ITEMS:
* START *
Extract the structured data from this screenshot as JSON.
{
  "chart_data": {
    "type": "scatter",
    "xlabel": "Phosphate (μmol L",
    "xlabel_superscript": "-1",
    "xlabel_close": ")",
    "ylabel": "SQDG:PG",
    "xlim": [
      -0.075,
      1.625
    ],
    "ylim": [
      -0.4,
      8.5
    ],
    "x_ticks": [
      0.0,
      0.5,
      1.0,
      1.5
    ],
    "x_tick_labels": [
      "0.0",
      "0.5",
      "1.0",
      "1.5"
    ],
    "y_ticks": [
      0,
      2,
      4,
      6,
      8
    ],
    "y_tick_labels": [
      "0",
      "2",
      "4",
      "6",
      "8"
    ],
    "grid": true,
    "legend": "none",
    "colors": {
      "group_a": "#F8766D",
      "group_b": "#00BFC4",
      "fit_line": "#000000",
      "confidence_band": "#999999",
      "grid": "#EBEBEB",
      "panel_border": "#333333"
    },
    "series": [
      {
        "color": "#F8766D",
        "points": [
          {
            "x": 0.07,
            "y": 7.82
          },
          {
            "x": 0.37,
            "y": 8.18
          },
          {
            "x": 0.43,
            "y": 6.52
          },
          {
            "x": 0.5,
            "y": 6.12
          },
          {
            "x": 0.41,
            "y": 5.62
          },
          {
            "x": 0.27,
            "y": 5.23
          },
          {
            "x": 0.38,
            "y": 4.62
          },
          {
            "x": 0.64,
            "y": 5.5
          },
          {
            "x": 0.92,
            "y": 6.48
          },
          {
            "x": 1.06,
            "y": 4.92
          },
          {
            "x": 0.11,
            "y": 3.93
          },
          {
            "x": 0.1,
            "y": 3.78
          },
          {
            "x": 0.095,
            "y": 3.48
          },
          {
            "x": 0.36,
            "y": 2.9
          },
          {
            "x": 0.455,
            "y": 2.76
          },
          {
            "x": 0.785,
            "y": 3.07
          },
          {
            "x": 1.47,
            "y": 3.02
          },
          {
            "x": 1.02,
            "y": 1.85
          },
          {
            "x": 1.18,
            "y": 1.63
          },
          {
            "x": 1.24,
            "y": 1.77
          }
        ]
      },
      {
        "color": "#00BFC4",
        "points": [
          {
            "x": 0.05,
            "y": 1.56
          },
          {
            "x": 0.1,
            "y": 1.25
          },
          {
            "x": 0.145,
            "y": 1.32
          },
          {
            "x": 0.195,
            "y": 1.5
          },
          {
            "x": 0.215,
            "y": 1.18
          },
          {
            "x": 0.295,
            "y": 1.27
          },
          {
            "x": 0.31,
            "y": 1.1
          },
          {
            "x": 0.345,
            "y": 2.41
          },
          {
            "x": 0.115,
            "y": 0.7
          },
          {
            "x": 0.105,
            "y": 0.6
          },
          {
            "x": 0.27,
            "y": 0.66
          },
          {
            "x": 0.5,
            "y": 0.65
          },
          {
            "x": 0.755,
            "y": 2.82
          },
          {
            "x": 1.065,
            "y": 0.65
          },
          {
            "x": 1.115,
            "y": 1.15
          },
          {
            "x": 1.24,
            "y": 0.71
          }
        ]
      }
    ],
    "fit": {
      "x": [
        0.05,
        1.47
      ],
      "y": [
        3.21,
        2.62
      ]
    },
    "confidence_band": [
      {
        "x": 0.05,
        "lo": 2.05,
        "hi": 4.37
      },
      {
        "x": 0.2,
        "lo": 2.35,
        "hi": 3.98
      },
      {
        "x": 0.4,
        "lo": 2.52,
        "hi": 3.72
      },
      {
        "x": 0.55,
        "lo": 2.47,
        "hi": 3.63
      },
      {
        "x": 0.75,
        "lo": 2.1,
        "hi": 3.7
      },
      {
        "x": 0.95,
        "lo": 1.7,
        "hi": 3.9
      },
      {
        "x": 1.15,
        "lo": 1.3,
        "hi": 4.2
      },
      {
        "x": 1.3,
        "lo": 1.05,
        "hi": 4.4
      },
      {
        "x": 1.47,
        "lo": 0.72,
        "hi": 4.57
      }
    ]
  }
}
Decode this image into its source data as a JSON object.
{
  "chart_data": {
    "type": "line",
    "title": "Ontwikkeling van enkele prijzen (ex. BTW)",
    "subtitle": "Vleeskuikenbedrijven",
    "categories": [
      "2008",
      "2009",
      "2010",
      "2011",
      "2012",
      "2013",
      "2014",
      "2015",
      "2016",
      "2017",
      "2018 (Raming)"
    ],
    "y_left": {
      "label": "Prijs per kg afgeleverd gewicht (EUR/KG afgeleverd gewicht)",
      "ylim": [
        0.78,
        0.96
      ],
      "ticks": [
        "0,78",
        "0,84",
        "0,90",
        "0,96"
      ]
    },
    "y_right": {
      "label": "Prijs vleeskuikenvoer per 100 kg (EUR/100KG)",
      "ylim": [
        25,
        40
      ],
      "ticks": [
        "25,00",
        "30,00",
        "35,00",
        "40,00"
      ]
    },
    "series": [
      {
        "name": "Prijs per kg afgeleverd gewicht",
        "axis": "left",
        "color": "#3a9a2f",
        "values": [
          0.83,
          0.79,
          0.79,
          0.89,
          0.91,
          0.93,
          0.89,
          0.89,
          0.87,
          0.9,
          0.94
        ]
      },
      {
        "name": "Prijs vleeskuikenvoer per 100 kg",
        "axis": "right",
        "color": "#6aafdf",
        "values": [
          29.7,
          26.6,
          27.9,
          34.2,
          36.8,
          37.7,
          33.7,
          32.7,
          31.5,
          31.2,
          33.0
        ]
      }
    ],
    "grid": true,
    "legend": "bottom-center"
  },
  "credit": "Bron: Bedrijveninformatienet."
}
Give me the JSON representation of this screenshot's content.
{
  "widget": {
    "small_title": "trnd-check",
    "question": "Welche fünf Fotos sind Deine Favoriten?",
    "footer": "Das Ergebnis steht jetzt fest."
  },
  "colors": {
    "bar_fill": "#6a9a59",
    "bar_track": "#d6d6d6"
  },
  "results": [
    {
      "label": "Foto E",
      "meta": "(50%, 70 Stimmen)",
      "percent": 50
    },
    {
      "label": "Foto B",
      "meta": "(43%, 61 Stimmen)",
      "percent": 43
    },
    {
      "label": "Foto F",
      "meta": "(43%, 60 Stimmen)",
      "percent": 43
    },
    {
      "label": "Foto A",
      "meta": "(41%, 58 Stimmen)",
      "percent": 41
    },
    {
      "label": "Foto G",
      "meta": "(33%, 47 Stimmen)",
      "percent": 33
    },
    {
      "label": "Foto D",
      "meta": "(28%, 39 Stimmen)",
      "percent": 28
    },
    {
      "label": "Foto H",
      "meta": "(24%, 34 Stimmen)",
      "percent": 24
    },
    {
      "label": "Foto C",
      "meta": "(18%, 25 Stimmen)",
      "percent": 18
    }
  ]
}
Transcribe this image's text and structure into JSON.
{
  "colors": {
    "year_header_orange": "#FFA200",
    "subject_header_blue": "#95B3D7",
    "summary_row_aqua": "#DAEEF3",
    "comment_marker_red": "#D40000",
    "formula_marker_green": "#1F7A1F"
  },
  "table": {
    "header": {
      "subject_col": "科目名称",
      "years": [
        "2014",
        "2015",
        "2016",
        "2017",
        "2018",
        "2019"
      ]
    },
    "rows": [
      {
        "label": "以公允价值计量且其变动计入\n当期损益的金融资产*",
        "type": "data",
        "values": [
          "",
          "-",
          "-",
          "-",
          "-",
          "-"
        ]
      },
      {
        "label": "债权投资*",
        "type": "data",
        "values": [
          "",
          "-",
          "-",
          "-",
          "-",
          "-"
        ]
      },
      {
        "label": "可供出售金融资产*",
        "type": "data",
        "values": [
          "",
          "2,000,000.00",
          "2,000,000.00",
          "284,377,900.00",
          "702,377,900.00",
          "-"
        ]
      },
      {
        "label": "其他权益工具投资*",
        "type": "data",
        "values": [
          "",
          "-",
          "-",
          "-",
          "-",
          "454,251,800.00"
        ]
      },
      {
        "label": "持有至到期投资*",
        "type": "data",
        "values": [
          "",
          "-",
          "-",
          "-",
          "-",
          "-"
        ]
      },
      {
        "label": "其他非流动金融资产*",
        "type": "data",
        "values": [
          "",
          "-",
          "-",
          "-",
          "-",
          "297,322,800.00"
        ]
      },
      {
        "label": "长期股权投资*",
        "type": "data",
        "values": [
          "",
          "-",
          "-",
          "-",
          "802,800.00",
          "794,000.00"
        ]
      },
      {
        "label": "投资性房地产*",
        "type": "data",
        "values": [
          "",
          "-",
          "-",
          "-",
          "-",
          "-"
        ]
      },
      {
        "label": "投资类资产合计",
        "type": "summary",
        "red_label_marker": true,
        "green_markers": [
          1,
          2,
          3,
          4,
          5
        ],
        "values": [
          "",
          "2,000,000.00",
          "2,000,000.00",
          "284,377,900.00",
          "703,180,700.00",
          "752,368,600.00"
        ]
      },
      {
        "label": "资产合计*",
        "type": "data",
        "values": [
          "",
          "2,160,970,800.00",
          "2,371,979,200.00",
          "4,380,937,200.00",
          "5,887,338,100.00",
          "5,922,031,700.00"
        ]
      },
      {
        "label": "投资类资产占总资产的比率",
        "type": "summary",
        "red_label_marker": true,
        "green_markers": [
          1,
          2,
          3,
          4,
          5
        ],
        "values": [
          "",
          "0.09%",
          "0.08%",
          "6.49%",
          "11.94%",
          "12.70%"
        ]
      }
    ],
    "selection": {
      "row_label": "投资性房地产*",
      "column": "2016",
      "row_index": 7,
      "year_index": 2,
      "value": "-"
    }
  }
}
* END *
TASK REQUIREMENTS:
Say how many lines in the records hold the string "gewicht", and say nothing else.

SOLUTION:
2